- Written exercise
Say how many lines contain the word "states". Only the number should be given.

- Provided records
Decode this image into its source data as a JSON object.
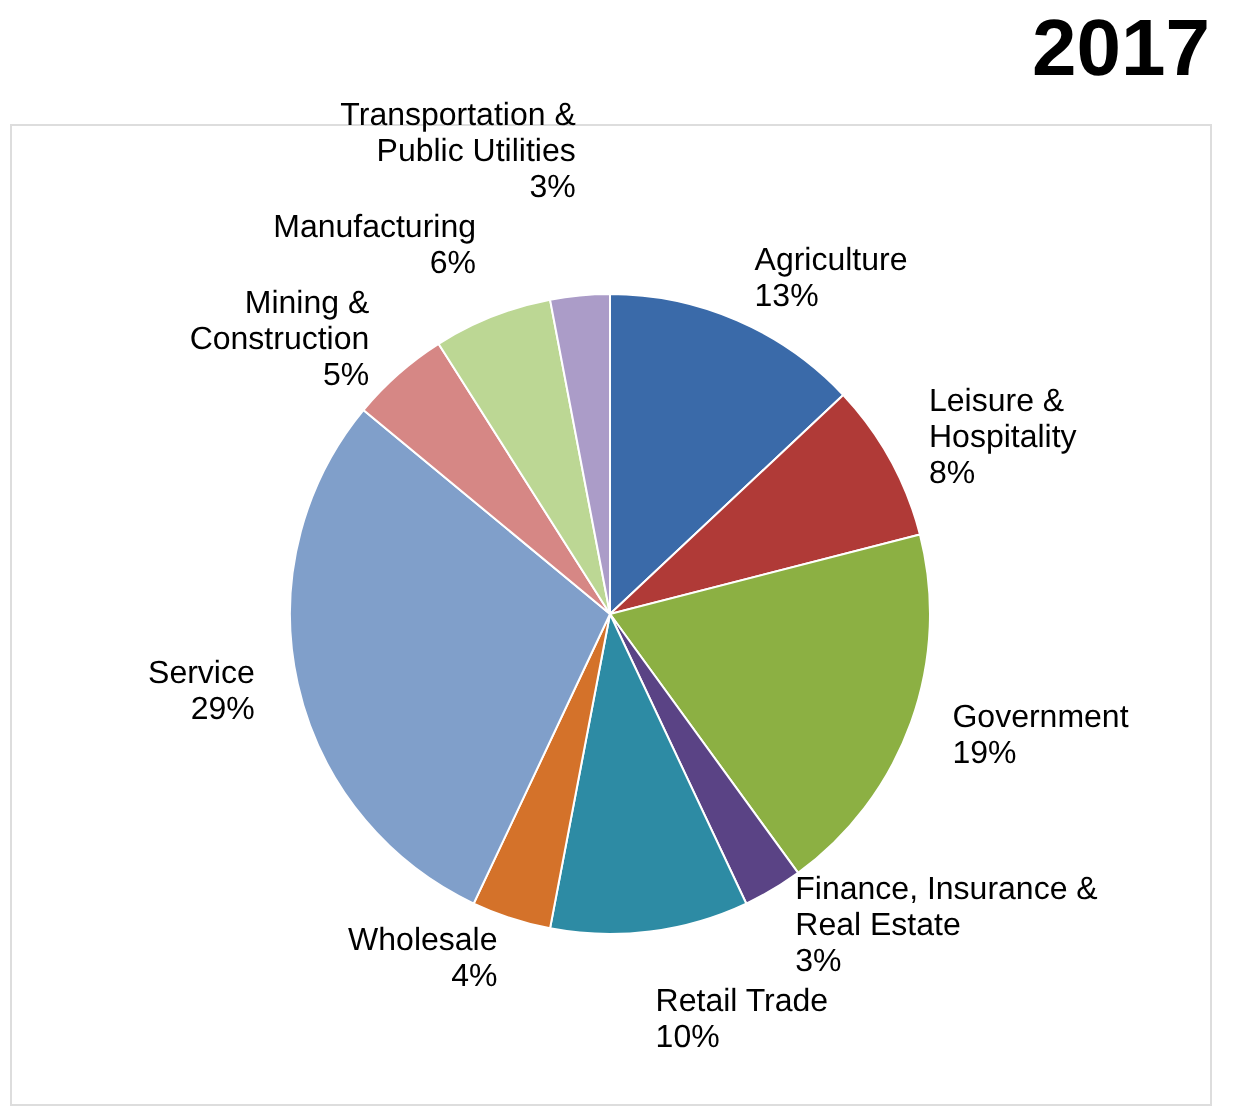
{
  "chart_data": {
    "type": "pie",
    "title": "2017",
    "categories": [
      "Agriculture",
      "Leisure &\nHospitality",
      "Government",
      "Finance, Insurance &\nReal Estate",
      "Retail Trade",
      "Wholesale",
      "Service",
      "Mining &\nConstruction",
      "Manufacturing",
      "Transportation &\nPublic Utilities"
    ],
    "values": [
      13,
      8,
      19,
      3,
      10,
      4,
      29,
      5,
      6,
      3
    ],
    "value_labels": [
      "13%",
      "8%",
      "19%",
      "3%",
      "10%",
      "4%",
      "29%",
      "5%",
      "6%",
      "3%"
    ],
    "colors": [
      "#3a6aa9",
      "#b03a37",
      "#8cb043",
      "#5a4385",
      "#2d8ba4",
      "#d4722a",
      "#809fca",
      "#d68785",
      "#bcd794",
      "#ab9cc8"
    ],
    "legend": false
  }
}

...

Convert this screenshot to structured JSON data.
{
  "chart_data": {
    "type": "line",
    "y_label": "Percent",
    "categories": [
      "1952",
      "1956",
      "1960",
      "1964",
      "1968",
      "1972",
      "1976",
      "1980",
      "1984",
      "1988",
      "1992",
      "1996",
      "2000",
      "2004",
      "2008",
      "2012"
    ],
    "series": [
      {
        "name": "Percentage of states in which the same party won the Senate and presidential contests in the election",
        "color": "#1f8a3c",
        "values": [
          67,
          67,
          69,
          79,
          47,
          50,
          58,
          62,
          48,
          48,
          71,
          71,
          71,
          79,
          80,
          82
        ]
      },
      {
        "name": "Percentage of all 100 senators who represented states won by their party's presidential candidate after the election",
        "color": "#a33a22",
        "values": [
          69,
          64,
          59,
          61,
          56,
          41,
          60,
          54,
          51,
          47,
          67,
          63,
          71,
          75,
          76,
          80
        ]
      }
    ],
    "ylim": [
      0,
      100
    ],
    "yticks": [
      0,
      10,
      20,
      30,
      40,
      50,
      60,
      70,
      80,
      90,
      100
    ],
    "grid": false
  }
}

- Complete response
2